PROBLEM STATEMENT:
Restate the material word for word and leave out anything that is a picture.

-- Start SUPPLIED RECORDS --

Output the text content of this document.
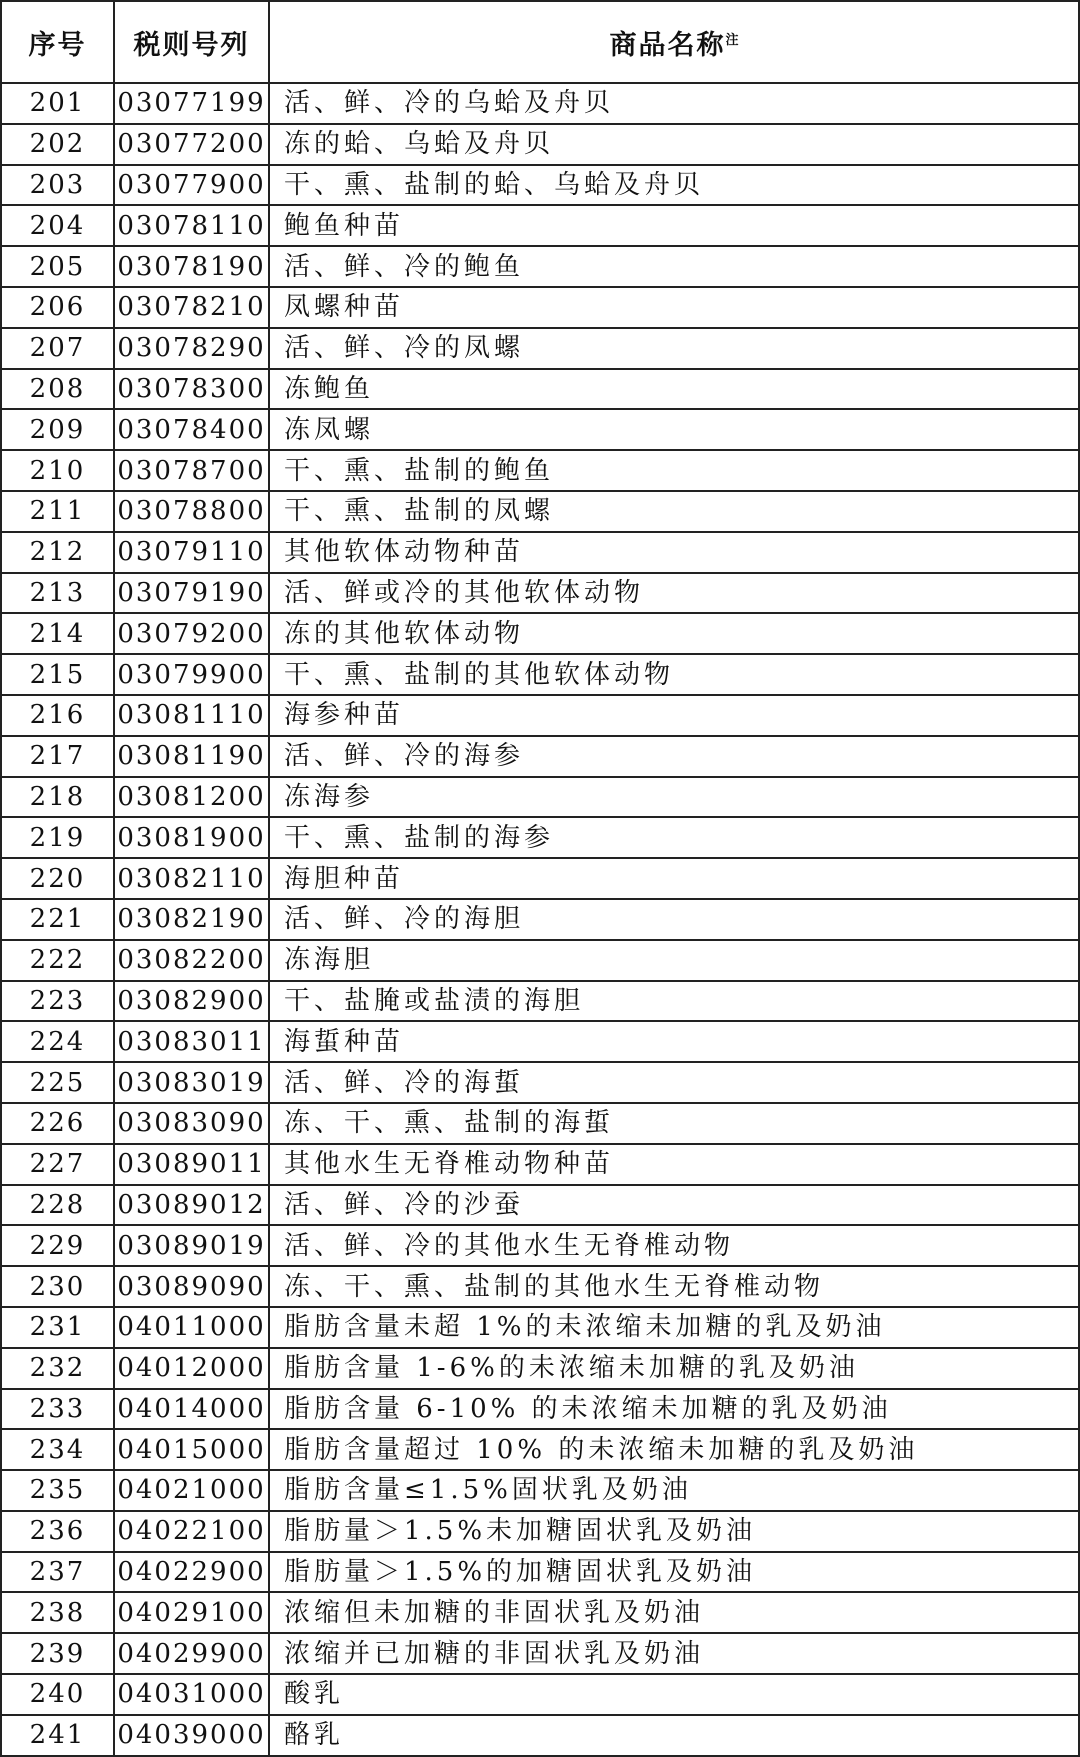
序号	税则号列	商品名称$^注$
201	03077199	活、鲜、冷的乌蛤及舟贝
202	03077200	冻的蛤、乌蛤及舟贝
203	03077900	干、熏、盐制的蛤、乌蛤及舟贝
204	03078110	鲍鱼种苗
205	03078190	活、鲜、冷的鲍鱼
206	03078210	凤螺种苗
207	03078290	活、鲜、冷的凤螺
208	03078300	冻鲍鱼
209	03078400	冻凤螺
210	03078700	干、熏、盐制的鲍鱼
211	03078800	干、熏、盐制的凤螺
212	03079110	其他软体动物种苗
213	03079190	活、鲜或冷的其他软体动物
214	03079200	冻的其他软体动物
215	03079900	干、熏、盐制的其他软体动物
216	03081110	海参种苗
217	03081190	活、鲜、冷的海参
218	03081200	冻海参
219	03081900	干、熏、盐制的海参
220	03082110	海胆种苗
221	03082190	活、鲜、冷的海胆
222	03082200	冻海胆
223	03082900	干、盐腌或盐渍的海胆
224	03083011	海蜇种苗
225	03083019	活、鲜、冷的海蜇
226	03083090	冻、干、熏、盐制的海蜇
227	03089011	其他水生无脊椎动物种苗
228	03089012	活、鲜、冷的沙蚕
229	03089019	活、鲜、冷的其他水生无脊椎动物
230	03089090	冻、干、熏、盐制的其他水生无脊椎动物
231	04011000	脂肪含量未超 1%的未浓缩未加糖的乳及奶油
232	04012000	脂肪含量 1-6%的未浓缩未加糖的乳及奶油
233	04014000	脂肪含量 6-10% 的未浓缩未加糖的乳及奶油
234	04015000	脂肪含量超过 10% 的未浓缩未加糖的乳及奶油
235	04021000	脂肪含量≤1.5%固状乳及奶油
236	04022100	脂肪量＞1.5%未加糖固状乳及奶油
237	04022900	脂肪量＞1.5%的加糖固状乳及奶油
238	04029100	浓缩但未加糖的非固状乳及奶油
239	04029900	浓缩并已加糖的非固状乳及奶油
240	04031000	酸乳
241	04039000	酪乳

-- End SUPPLIED RECORDS --

TASK RESULT:
Output the text content of this document.
序号	税则号列	商品名称$^注$
201	03077199	活、鲜、冷的乌蛤及舟贝
202	03077200	冻的蛤、乌蛤及舟贝
203	03077900	干、熏、盐制的蛤、乌蛤及舟贝
204	03078110	鲍鱼种苗
205	03078190	活、鲜、冷的鲍鱼
206	03078210	凤螺种苗
207	03078290	活、鲜、冷的凤螺
208	03078300	冻鲍鱼
209	03078400	冻凤螺
210	03078700	干、熏、盐制的鲍鱼
211	03078800	干、熏、盐制的凤螺
212	03079110	其他软体动物种苗
213	03079190	活、鲜或冷的其他软体动物
214	03079200	冻的其他软体动物
215	03079900	干、熏、盐制的其他软体动物
216	03081110	海参种苗
217	03081190	活、鲜、冷的海参
218	03081200	冻海参
219	03081900	干、熏、盐制的海参
220	03082110	海胆种苗
221	03082190	活、鲜、冷的海胆
222	03082200	冻海胆
223	03082900	干、盐腌或盐渍的海胆
224	03083011	海蜇种苗
225	03083019	活、鲜、冷的海蜇
226	03083090	冻、干、熏、盐制的海蜇
227	03089011	其他水生无脊椎动物种苗
228	03089012	活、鲜、冷的沙蚕
229	03089019	活、鲜、冷的其他水生无脊椎动物
230	03089090	冻、干、熏、盐制的其他水生无脊椎动物
231	04011000	脂肪含量未超 1%的未浓缩未加糖的乳及奶油
232	04012000	脂肪含量 1-6%的未浓缩未加糖的乳及奶油
233	04014000	脂肪含量 6-10% 的未浓缩未加糖的乳及奶油
234	04015000	脂肪含量超过 10% 的未浓缩未加糖的乳及奶油
235	04021000	脂肪含量≤1.5%固状乳及奶油
236	04022100	脂肪量＞1.5%未加糖固状乳及奶油
237	04022900	脂肪量＞1.5%的加糖固状乳及奶油
238	04029100	浓缩但未加糖的非固状乳及奶油
239	04029900	浓缩并已加糖的非固状乳及奶油
240	04031000	酸乳
241	04039000	酪乳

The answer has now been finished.